What to work on => Look through the material below for "text". Copy every line that contains it.

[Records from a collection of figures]
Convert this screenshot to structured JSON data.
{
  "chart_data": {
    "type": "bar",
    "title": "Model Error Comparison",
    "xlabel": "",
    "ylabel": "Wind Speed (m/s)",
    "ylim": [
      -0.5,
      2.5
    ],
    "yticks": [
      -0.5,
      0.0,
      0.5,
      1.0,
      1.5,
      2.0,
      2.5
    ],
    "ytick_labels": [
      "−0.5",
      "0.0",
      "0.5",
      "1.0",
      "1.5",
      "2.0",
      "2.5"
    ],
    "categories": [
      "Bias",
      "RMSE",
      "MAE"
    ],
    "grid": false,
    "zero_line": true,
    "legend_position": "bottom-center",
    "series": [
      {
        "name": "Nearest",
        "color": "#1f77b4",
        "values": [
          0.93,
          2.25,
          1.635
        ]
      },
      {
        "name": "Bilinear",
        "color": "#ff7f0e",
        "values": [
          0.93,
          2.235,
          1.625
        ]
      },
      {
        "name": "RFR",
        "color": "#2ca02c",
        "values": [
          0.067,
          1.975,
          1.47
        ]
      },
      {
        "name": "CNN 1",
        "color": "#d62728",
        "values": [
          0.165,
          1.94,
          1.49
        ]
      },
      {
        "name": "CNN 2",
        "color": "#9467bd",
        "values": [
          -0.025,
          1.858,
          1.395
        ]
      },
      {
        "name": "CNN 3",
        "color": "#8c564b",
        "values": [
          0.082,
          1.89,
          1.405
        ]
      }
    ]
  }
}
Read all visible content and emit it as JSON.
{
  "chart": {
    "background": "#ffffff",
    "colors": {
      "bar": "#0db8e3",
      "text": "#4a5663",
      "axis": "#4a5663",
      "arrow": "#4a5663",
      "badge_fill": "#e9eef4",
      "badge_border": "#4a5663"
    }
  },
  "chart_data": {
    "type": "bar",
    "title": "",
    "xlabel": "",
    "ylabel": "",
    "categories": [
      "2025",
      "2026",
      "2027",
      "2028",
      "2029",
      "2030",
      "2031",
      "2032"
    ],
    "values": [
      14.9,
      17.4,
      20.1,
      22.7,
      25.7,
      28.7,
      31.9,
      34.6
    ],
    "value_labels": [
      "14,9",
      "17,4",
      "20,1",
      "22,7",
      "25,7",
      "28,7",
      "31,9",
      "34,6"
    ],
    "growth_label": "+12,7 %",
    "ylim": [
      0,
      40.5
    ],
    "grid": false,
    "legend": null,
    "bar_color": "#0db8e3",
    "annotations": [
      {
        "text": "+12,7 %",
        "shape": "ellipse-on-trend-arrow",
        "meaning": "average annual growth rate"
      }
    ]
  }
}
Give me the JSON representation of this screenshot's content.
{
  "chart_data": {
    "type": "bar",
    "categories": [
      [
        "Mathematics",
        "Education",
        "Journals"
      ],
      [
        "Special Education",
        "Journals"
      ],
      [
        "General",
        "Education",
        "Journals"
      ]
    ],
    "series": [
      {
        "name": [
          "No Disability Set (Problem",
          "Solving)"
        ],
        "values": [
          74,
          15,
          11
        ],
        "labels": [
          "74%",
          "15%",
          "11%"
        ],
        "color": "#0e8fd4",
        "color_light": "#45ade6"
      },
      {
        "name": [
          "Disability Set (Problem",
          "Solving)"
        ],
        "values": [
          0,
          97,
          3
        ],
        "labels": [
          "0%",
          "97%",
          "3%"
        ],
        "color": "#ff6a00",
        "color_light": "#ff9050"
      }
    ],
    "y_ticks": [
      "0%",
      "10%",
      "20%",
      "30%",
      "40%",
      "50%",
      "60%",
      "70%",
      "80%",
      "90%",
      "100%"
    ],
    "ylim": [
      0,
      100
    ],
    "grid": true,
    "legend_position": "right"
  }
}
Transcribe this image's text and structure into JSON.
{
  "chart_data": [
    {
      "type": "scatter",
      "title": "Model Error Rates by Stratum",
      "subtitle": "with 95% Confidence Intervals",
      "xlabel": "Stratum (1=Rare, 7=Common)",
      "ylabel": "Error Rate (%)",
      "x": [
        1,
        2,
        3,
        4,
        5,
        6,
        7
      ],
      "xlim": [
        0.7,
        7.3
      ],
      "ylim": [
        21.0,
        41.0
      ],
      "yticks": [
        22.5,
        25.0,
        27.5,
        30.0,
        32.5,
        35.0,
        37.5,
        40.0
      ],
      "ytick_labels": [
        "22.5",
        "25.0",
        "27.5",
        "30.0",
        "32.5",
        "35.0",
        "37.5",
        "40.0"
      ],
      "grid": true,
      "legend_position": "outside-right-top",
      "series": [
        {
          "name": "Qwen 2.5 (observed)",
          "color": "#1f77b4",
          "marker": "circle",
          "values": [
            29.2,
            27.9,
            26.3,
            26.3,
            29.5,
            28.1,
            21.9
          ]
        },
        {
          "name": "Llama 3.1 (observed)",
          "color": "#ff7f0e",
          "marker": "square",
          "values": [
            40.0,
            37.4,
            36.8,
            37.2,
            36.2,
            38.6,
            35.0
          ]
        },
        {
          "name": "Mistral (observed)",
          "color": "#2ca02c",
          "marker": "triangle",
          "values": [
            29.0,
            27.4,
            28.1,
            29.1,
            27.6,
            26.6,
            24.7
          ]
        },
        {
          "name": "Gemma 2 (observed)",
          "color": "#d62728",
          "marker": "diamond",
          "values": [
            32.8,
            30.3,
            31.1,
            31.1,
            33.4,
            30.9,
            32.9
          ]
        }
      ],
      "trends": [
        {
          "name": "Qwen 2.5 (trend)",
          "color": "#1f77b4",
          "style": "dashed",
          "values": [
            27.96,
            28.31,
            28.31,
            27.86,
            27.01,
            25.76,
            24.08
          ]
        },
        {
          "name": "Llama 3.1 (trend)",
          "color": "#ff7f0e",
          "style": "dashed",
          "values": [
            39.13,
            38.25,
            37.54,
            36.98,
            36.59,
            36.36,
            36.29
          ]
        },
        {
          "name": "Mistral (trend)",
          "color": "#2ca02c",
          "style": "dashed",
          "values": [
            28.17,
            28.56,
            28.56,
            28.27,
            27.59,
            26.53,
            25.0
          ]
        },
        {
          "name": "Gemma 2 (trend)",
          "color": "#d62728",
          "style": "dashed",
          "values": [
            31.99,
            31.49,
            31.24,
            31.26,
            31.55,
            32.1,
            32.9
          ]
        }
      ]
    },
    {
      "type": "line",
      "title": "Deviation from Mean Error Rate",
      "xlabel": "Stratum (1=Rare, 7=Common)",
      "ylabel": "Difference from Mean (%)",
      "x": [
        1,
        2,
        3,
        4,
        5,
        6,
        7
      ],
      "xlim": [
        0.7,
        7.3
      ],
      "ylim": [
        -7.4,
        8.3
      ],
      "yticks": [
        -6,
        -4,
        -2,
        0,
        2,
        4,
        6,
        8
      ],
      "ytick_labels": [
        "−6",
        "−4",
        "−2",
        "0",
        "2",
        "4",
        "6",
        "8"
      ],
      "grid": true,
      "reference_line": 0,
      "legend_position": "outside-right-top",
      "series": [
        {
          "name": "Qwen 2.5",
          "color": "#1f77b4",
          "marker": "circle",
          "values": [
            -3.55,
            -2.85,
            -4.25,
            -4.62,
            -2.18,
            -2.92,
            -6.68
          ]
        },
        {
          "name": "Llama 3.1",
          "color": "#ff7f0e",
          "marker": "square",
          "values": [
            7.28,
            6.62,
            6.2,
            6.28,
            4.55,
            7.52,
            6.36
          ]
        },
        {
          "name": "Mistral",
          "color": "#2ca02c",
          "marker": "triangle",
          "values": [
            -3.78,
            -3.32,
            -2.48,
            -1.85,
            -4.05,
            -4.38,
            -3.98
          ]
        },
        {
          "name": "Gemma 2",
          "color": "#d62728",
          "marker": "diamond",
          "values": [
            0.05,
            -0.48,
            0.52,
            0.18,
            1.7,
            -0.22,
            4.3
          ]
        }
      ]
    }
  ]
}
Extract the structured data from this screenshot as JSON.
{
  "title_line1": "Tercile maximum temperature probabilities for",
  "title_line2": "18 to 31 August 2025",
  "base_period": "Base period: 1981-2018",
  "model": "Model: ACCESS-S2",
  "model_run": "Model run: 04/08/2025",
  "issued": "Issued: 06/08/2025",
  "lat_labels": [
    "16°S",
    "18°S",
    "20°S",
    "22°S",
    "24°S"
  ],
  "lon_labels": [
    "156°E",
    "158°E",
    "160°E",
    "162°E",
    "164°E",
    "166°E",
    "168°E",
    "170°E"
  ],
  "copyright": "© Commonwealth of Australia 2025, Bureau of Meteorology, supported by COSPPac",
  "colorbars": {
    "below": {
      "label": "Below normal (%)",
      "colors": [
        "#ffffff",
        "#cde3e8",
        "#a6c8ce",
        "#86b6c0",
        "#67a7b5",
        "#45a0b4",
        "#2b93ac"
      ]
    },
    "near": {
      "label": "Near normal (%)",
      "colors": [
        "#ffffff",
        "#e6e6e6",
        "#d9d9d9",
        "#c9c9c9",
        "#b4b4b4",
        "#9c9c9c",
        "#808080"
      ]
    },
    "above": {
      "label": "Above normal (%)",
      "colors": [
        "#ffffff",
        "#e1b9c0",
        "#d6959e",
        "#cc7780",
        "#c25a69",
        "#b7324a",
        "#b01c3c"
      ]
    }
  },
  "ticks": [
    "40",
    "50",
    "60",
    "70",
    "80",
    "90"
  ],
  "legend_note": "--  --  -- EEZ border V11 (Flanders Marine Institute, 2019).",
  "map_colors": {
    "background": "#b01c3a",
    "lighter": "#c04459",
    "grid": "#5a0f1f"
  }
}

The reply =>
      "text": "#4a5663",
        "text": "+12,7 %",
Transcribe this image's text and structure into JSON.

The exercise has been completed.